### Supplied data

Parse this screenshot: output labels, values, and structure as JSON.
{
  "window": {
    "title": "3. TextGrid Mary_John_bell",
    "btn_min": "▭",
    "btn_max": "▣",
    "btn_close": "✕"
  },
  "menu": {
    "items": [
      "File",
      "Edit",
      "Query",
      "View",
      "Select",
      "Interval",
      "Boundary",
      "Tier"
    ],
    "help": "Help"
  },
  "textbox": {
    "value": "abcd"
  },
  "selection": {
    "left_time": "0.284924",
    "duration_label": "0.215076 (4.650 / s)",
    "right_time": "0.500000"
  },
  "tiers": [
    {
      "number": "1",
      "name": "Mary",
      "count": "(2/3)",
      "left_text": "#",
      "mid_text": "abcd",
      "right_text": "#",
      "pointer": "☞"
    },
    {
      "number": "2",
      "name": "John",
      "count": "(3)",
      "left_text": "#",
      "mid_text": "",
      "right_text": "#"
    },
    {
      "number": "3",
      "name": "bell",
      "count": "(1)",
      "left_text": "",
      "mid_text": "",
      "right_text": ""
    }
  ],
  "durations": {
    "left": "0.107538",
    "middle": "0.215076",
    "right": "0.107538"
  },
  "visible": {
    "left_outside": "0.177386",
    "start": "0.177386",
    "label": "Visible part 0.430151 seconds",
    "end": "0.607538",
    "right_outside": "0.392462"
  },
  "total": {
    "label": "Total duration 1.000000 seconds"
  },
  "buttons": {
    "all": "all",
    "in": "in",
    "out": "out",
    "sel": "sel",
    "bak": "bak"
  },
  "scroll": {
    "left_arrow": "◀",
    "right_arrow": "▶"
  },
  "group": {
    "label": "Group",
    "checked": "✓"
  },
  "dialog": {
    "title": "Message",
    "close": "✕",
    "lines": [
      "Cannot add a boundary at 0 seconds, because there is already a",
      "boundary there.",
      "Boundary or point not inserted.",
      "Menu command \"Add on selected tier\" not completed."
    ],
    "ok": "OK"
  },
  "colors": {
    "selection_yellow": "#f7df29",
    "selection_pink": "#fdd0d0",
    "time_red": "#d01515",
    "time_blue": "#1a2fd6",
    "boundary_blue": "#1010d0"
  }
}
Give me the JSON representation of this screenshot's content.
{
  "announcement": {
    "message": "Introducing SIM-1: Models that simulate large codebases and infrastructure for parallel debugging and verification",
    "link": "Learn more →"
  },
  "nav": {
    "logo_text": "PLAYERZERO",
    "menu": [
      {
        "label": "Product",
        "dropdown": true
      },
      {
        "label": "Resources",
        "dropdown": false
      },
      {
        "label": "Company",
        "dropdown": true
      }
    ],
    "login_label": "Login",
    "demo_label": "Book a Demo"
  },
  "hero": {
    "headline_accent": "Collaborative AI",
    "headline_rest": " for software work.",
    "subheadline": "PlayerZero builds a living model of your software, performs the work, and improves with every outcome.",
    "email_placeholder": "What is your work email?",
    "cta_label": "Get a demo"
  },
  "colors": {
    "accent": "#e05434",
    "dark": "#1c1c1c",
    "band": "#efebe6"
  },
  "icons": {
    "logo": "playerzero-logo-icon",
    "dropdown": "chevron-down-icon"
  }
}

### What you need to do
Write out all the entries exactly.

### Written answer
Parse this screenshot: output labels, values, and structure as JSON.
{
  "window": {
    "title": "3. TextGrid Mary_John_bell",
    "btn_min": "▭",
    "btn_max": "▣",
    "btn_close": "✕"
  },
  "menu": {
    "items": [
      "File",
      "Edit",
      "Query",
      "View",
      "Select",
      "Interval",
      "Boundary",
      "Tier"
    ],
    "help": "Help"
  },
  "textbox": {
    "value": "abcd"
  },
  "selection": {
    "left_time": "0.284924",
    "duration_label": "0.215076 (4.650 / s)",
    "right_time": "0.500000"
  },
  "tiers": [
    {
      "number": "1",
      "name": "Mary",
      "count": "(2/3)",
      "left_text": "#",
      "mid_text": "abcd",
      "right_text": "#",
      "pointer": "☞"
    },
    {
      "number": "2",
      "name": "John",
      "count": "(3)",
      "left_text": "#",
      "mid_text": "",
      "right_text": "#"
    },
    {
      "number": "3",
      "name": "bell",
      "count": "(1)",
      "left_text": "",
      "mid_text": "",
      "right_text": ""
    }
  ],
  "durations": {
    "left": "0.107538",
    "middle": "0.215076",
    "right": "0.107538"
  },
  "visible": {
    "left_outside": "0.177386",
    "start": "0.177386",
    "label": "Visible part 0.430151 seconds",
    "end": "0.607538",
    "right_outside": "0.392462"
  },
  "total": {
    "label": "Total duration 1.000000 seconds"
  },
  "buttons": {
    "all": "all",
    "in": "in",
    "out": "out",
    "sel": "sel",
    "bak": "bak"
  },
  "scroll": {
    "left_arrow": "◀",
    "right_arrow": "▶"
  },
  "group": {
    "label": "Group",
    "checked": "✓"
  },
  "dialog": {
    "title": "Message",
    "close": "✕",
    "lines": [
      "Cannot add a boundary at 0 seconds, because there is already a",
      "boundary there.",
      "Boundary or point not inserted.",
      "Menu command \"Add on selected tier\" not completed."
    ],
    "ok": "OK"
  },
  "colors": {
    "selection_yellow": "#f7df29",
    "selection_pink": "#fdd0d0",
    "time_red": "#d01515",
    "time_blue": "#1a2fd6",
    "boundary_blue": "#1010d0"
  }
}
Give me the JSON representation of this screenshot's content.
{
  "announcement": {
    "message": "Introducing SIM-1: Models that simulate large codebases and infrastructure for parallel debugging and verification",
    "link": "Learn more →"
  },
  "nav": {
    "logo_text": "PLAYERZERO",
    "menu": [
      {
        "label": "Product",
        "dropdown": true
      },
      {
        "label": "Resources",
        "dropdown": false
      },
      {
        "label": "Company",
        "dropdown": true
      }
    ],
    "login_label": "Login",
    "demo_label": "Book a Demo"
  },
  "hero": {
    "headline_accent": "Collaborative AI",
    "headline_rest": " for software work.",
    "subheadline": "PlayerZero builds a living model of your software, performs the work, and improves with every outcome.",
    "email_placeholder": "What is your work email?",
    "cta_label": "Get a demo"
  },
  "colors": {
    "accent": "#e05434",
    "dark": "#1c1c1c",
    "band": "#efebe6"
  },
  "icons": {
    "logo": "playerzero-logo-icon",
    "dropdown": "chevron-down-icon"
  }
}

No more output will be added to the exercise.